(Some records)
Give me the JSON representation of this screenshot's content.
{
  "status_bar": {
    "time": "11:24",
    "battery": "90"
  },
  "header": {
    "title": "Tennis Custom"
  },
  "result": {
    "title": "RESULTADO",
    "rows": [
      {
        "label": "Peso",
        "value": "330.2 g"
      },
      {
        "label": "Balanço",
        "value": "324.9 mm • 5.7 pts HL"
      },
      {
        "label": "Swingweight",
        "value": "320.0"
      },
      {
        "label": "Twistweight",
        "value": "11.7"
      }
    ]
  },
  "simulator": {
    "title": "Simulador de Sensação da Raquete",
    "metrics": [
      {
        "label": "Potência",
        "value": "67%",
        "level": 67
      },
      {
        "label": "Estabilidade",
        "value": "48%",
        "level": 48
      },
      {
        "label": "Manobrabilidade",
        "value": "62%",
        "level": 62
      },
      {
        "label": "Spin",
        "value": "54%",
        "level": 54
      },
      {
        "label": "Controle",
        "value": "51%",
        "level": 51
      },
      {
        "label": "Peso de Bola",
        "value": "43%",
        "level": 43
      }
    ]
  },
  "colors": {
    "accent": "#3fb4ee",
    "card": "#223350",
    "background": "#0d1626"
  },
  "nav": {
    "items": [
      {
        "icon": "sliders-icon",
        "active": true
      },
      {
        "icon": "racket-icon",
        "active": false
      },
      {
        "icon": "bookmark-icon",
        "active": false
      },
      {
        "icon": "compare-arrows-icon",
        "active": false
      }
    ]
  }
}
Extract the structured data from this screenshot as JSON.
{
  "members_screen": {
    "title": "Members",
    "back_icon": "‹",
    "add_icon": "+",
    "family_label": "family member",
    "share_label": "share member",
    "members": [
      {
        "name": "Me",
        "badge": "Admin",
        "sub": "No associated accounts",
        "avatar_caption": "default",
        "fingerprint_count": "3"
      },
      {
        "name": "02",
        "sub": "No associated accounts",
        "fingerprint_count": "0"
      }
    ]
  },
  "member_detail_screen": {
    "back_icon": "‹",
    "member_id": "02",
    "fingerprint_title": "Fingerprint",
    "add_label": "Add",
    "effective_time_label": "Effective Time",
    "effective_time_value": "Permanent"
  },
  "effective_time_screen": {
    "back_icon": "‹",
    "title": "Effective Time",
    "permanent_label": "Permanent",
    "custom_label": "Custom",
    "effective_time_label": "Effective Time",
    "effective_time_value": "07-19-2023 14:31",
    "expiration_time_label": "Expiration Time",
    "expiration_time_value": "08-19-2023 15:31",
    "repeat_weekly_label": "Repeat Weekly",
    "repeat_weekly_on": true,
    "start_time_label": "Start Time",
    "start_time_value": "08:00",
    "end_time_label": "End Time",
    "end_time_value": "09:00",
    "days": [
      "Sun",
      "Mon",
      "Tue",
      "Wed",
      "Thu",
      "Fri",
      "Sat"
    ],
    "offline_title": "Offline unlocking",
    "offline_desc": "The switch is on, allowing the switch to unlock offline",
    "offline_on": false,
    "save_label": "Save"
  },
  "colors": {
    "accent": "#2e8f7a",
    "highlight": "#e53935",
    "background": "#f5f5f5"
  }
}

*Goal of the exercise:*
Every line above should be printed again exactly as it stands.

*Answer below:*
Give me the JSON representation of this screenshot's content.
{
  "status_bar": {
    "time": "11:24",
    "battery": "90"
  },
  "header": {
    "title": "Tennis Custom"
  },
  "result": {
    "title": "RESULTADO",
    "rows": [
      {
        "label": "Peso",
        "value": "330.2 g"
      },
      {
        "label": "Balanço",
        "value": "324.9 mm • 5.7 pts HL"
      },
      {
        "label": "Swingweight",
        "value": "320.0"
      },
      {
        "label": "Twistweight",
        "value": "11.7"
      }
    ]
  },
  "simulator": {
    "title": "Simulador de Sensação da Raquete",
    "metrics": [
      {
        "label": "Potência",
        "value": "67%",
        "level": 67
      },
      {
        "label": "Estabilidade",
        "value": "48%",
        "level": 48
      },
      {
        "label": "Manobrabilidade",
        "value": "62%",
        "level": 62
      },
      {
        "label": "Spin",
        "value": "54%",
        "level": 54
      },
      {
        "label": "Controle",
        "value": "51%",
        "level": 51
      },
      {
        "label": "Peso de Bola",
        "value": "43%",
        "level": 43
      }
    ]
  },
  "colors": {
    "accent": "#3fb4ee",
    "card": "#223350",
    "background": "#0d1626"
  },
  "nav": {
    "items": [
      {
        "icon": "sliders-icon",
        "active": true
      },
      {
        "icon": "racket-icon",
        "active": false
      },
      {
        "icon": "bookmark-icon",
        "active": false
      },
      {
        "icon": "compare-arrows-icon",
        "active": false
      }
    ]
  }
}
Extract the structured data from this screenshot as JSON.
{
  "members_screen": {
    "title": "Members",
    "back_icon": "‹",
    "add_icon": "+",
    "family_label": "family member",
    "share_label": "share member",
    "members": [
      {
        "name": "Me",
        "badge": "Admin",
        "sub": "No associated accounts",
        "avatar_caption": "default",
        "fingerprint_count": "3"
      },
      {
        "name": "02",
        "sub": "No associated accounts",
        "fingerprint_count": "0"
      }
    ]
  },
  "member_detail_screen": {
    "back_icon": "‹",
    "member_id": "02",
    "fingerprint_title": "Fingerprint",
    "add_label": "Add",
    "effective_time_label": "Effective Time",
    "effective_time_value": "Permanent"
  },
  "effective_time_screen": {
    "back_icon": "‹",
    "title": "Effective Time",
    "permanent_label": "Permanent",
    "custom_label": "Custom",
    "effective_time_label": "Effective Time",
    "effective_time_value": "07-19-2023 14:31",
    "expiration_time_label": "Expiration Time",
    "expiration_time_value": "08-19-2023 15:31",
    "repeat_weekly_label": "Repeat Weekly",
    "repeat_weekly_on": true,
    "start_time_label": "Start Time",
    "start_time_value": "08:00",
    "end_time_label": "End Time",
    "end_time_value": "09:00",
    "days": [
      "Sun",
      "Mon",
      "Tue",
      "Wed",
      "Thu",
      "Fri",
      "Sat"
    ],
    "offline_title": "Offline unlocking",
    "offline_desc": "The switch is on, allowing the switch to unlock offline",
    "offline_on": false,
    "save_label": "Save"
  },
  "colors": {
    "accent": "#2e8f7a",
    "highlight": "#e53935",
    "background": "#f5f5f5"
  }
}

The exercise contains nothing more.